— START OF Supplied entries —

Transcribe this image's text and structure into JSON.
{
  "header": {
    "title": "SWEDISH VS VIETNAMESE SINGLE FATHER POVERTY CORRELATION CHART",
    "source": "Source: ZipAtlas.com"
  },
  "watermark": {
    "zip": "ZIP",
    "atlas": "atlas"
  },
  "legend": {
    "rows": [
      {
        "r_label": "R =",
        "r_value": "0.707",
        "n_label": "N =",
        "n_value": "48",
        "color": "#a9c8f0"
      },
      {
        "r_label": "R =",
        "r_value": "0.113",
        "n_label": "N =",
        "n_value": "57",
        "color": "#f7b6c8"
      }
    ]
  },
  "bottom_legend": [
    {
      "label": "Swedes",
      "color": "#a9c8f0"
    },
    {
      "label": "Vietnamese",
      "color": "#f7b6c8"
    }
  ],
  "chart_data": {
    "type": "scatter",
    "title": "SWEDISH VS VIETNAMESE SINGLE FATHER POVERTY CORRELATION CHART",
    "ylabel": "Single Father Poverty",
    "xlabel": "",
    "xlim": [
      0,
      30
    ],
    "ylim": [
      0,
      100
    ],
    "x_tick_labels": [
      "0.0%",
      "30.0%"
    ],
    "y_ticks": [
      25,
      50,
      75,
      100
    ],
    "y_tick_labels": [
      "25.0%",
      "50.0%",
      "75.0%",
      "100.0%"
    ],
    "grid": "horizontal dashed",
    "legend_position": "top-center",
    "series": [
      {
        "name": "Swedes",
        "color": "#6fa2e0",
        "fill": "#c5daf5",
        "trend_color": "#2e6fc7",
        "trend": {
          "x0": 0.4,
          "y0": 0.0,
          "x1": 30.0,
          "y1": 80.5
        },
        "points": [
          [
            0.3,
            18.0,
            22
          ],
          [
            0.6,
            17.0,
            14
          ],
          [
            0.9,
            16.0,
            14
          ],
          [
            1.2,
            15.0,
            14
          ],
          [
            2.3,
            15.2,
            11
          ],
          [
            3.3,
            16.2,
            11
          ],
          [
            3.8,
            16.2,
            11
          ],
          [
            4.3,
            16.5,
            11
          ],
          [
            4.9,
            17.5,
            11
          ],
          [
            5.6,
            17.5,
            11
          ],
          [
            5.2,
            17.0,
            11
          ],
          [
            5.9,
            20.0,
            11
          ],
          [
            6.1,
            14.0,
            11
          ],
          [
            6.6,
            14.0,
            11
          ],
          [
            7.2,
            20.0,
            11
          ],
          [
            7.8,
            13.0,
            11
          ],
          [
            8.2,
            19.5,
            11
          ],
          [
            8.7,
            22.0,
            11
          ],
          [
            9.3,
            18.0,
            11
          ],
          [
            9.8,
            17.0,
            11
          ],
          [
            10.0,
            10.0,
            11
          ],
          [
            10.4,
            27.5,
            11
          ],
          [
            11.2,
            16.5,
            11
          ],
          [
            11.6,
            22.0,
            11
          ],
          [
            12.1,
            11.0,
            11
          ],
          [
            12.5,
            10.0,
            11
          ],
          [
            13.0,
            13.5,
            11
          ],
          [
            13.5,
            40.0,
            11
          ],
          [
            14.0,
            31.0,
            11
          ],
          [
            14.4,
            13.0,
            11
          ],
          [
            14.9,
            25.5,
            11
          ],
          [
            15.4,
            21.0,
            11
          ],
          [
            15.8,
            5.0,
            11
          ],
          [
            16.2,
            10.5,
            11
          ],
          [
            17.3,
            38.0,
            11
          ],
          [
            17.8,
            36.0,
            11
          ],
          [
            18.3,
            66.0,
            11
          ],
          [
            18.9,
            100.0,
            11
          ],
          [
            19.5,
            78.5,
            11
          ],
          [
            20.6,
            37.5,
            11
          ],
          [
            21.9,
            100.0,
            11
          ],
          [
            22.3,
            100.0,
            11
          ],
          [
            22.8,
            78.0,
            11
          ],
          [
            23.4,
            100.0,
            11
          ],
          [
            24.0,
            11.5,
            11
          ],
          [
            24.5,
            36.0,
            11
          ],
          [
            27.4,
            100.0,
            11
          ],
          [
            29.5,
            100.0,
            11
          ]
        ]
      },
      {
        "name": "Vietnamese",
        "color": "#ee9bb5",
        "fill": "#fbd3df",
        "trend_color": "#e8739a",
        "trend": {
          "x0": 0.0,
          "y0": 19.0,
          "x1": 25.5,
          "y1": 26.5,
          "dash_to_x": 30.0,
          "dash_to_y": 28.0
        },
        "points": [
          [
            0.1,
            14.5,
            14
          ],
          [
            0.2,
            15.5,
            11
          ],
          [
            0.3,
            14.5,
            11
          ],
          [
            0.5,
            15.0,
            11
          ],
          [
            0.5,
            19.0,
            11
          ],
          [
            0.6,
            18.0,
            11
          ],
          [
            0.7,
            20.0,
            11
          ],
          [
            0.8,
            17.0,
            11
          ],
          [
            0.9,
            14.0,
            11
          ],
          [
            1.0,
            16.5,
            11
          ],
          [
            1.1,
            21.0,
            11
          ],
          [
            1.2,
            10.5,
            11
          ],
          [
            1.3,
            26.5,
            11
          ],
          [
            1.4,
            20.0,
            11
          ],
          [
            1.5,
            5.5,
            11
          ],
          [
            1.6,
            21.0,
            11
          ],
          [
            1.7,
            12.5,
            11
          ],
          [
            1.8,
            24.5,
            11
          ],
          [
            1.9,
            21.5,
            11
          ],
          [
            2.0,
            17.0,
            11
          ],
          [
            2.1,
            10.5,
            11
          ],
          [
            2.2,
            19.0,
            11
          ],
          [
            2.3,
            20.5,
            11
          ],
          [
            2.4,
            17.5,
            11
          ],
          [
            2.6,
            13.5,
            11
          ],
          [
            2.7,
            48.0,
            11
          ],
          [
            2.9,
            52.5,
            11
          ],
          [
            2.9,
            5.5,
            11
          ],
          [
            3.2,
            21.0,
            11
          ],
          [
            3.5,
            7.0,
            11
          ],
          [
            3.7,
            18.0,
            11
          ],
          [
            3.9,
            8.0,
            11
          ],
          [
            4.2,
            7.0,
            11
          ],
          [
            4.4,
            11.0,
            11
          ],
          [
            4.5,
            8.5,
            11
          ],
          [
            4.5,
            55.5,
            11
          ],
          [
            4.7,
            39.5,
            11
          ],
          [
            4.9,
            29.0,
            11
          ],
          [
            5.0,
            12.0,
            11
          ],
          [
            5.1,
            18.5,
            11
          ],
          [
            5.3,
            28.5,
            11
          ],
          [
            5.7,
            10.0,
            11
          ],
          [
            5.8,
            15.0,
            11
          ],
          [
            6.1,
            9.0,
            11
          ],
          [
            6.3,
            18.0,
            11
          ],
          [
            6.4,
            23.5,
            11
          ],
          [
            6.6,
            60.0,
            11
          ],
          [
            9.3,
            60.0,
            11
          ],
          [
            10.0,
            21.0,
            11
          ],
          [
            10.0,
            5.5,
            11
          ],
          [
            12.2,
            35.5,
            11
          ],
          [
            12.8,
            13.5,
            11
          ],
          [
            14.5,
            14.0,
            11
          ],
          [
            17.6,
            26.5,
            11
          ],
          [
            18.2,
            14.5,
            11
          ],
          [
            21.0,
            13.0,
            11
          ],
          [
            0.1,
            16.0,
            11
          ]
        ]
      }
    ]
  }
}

— END OF Supplied entries —

# Given instruction
Repeat the data precisely, line by line.

# Solution for this exercise
Transcribe this image's text and structure into JSON.
{
  "header": {
    "title": "SWEDISH VS VIETNAMESE SINGLE FATHER POVERTY CORRELATION CHART",
    "source": "Source: ZipAtlas.com"
  },
  "watermark": {
    "zip": "ZIP",
    "atlas": "atlas"
  },
  "legend": {
    "rows": [
      {
        "r_label": "R =",
        "r_value": "0.707",
        "n_label": "N =",
        "n_value": "48",
        "color": "#a9c8f0"
      },
      {
        "r_label": "R =",
        "r_value": "0.113",
        "n_label": "N =",
        "n_value": "57",
        "color": "#f7b6c8"
      }
    ]
  },
  "bottom_legend": [
    {
      "label": "Swedes",
      "color": "#a9c8f0"
    },
    {
      "label": "Vietnamese",
      "color": "#f7b6c8"
    }
  ],
  "chart_data": {
    "type": "scatter",
    "title": "SWEDISH VS VIETNAMESE SINGLE FATHER POVERTY CORRELATION CHART",
    "ylabel": "Single Father Poverty",
    "xlabel": "",
    "xlim": [
      0,
      30
    ],
    "ylim": [
      0,
      100
    ],
    "x_tick_labels": [
      "0.0%",
      "30.0%"
    ],
    "y_ticks": [
      25,
      50,
      75,
      100
    ],
    "y_tick_labels": [
      "25.0%",
      "50.0%",
      "75.0%",
      "100.0%"
    ],
    "grid": "horizontal dashed",
    "legend_position": "top-center",
    "series": [
      {
        "name": "Swedes",
        "color": "#6fa2e0",
        "fill": "#c5daf5",
        "trend_color": "#2e6fc7",
        "trend": {
          "x0": 0.4,
          "y0": 0.0,
          "x1": 30.0,
          "y1": 80.5
        },
        "points": [
          [
            0.3,
            18.0,
            22
          ],
          [
            0.6,
            17.0,
            14
          ],
          [
            0.9,
            16.0,
            14
          ],
          [
            1.2,
            15.0,
            14
          ],
          [
            2.3,
            15.2,
            11
          ],
          [
            3.3,
            16.2,
            11
          ],
          [
            3.8,
            16.2,
            11
          ],
          [
            4.3,
            16.5,
            11
          ],
          [
            4.9,
            17.5,
            11
          ],
          [
            5.6,
            17.5,
            11
          ],
          [
            5.2,
            17.0,
            11
          ],
          [
            5.9,
            20.0,
            11
          ],
          [
            6.1,
            14.0,
            11
          ],
          [
            6.6,
            14.0,
            11
          ],
          [
            7.2,
            20.0,
            11
          ],
          [
            7.8,
            13.0,
            11
          ],
          [
            8.2,
            19.5,
            11
          ],
          [
            8.7,
            22.0,
            11
          ],
          [
            9.3,
            18.0,
            11
          ],
          [
            9.8,
            17.0,
            11
          ],
          [
            10.0,
            10.0,
            11
          ],
          [
            10.4,
            27.5,
            11
          ],
          [
            11.2,
            16.5,
            11
          ],
          [
            11.6,
            22.0,
            11
          ],
          [
            12.1,
            11.0,
            11
          ],
          [
            12.5,
            10.0,
            11
          ],
          [
            13.0,
            13.5,
            11
          ],
          [
            13.5,
            40.0,
            11
          ],
          [
            14.0,
            31.0,
            11
          ],
          [
            14.4,
            13.0,
            11
          ],
          [
            14.9,
            25.5,
            11
          ],
          [
            15.4,
            21.0,
            11
          ],
          [
            15.8,
            5.0,
            11
          ],
          [
            16.2,
            10.5,
            11
          ],
          [
            17.3,
            38.0,
            11
          ],
          [
            17.8,
            36.0,
            11
          ],
          [
            18.3,
            66.0,
            11
          ],
          [
            18.9,
            100.0,
            11
          ],
          [
            19.5,
            78.5,
            11
          ],
          [
            20.6,
            37.5,
            11
          ],
          [
            21.9,
            100.0,
            11
          ],
          [
            22.3,
            100.0,
            11
          ],
          [
            22.8,
            78.0,
            11
          ],
          [
            23.4,
            100.0,
            11
          ],
          [
            24.0,
            11.5,
            11
          ],
          [
            24.5,
            36.0,
            11
          ],
          [
            27.4,
            100.0,
            11
          ],
          [
            29.5,
            100.0,
            11
          ]
        ]
      },
      {
        "name": "Vietnamese",
        "color": "#ee9bb5",
        "fill": "#fbd3df",
        "trend_color": "#e8739a",
        "trend": {
          "x0": 0.0,
          "y0": 19.0,
          "x1": 25.5,
          "y1": 26.5,
          "dash_to_x": 30.0,
          "dash_to_y": 28.0
        },
        "points": [
          [
            0.1,
            14.5,
            14
          ],
          [
            0.2,
            15.5,
            11
          ],
          [
            0.3,
            14.5,
            11
          ],
          [
            0.5,
            15.0,
            11
          ],
          [
            0.5,
            19.0,
            11
          ],
          [
            0.6,
            18.0,
            11
          ],
          [
            0.7,
            20.0,
            11
          ],
          [
            0.8,
            17.0,
            11
          ],
          [
            0.9,
            14.0,
            11
          ],
          [
            1.0,
            16.5,
            11
          ],
          [
            1.1,
            21.0,
            11
          ],
          [
            1.2,
            10.5,
            11
          ],
          [
            1.3,
            26.5,
            11
          ],
          [
            1.4,
            20.0,
            11
          ],
          [
            1.5,
            5.5,
            11
          ],
          [
            1.6,
            21.0,
            11
          ],
          [
            1.7,
            12.5,
            11
          ],
          [
            1.8,
            24.5,
            11
          ],
          [
            1.9,
            21.5,
            11
          ],
          [
            2.0,
            17.0,
            11
          ],
          [
            2.1,
            10.5,
            11
          ],
          [
            2.2,
            19.0,
            11
          ],
          [
            2.3,
            20.5,
            11
          ],
          [
            2.4,
            17.5,
            11
          ],
          [
            2.6,
            13.5,
            11
          ],
          [
            2.7,
            48.0,
            11
          ],
          [
            2.9,
            52.5,
            11
          ],
          [
            2.9,
            5.5,
            11
          ],
          [
            3.2,
            21.0,
            11
          ],
          [
            3.5,
            7.0,
            11
          ],
          [
            3.7,
            18.0,
            11
          ],
          [
            3.9,
            8.0,
            11
          ],
          [
            4.2,
            7.0,
            11
          ],
          [
            4.4,
            11.0,
            11
          ],
          [
            4.5,
            8.5,
            11
          ],
          [
            4.5,
            55.5,
            11
          ],
          [
            4.7,
            39.5,
            11
          ],
          [
            4.9,
            29.0,
            11
          ],
          [
            5.0,
            12.0,
            11
          ],
          [
            5.1,
            18.5,
            11
          ],
          [
            5.3,
            28.5,
            11
          ],
          [
            5.7,
            10.0,
            11
          ],
          [
            5.8,
            15.0,
            11
          ],
          [
            6.1,
            9.0,
            11
          ],
          [
            6.3,
            18.0,
            11
          ],
          [
            6.4,
            23.5,
            11
          ],
          [
            6.6,
            60.0,
            11
          ],
          [
            9.3,
            60.0,
            11
          ],
          [
            10.0,
            21.0,
            11
          ],
          [
            10.0,
            5.5,
            11
          ],
          [
            12.2,
            35.5,
            11
          ],
          [
            12.8,
            13.5,
            11
          ],
          [
            14.5,
            14.0,
            11
          ],
          [
            17.6,
            26.5,
            11
          ],
          [
            18.2,
            14.5,
            11
          ],
          [
            21.0,
            13.0,
            11
          ],
          [
            0.1,
            16.0,
            11
          ]
        ]
      }
    ]
  }
}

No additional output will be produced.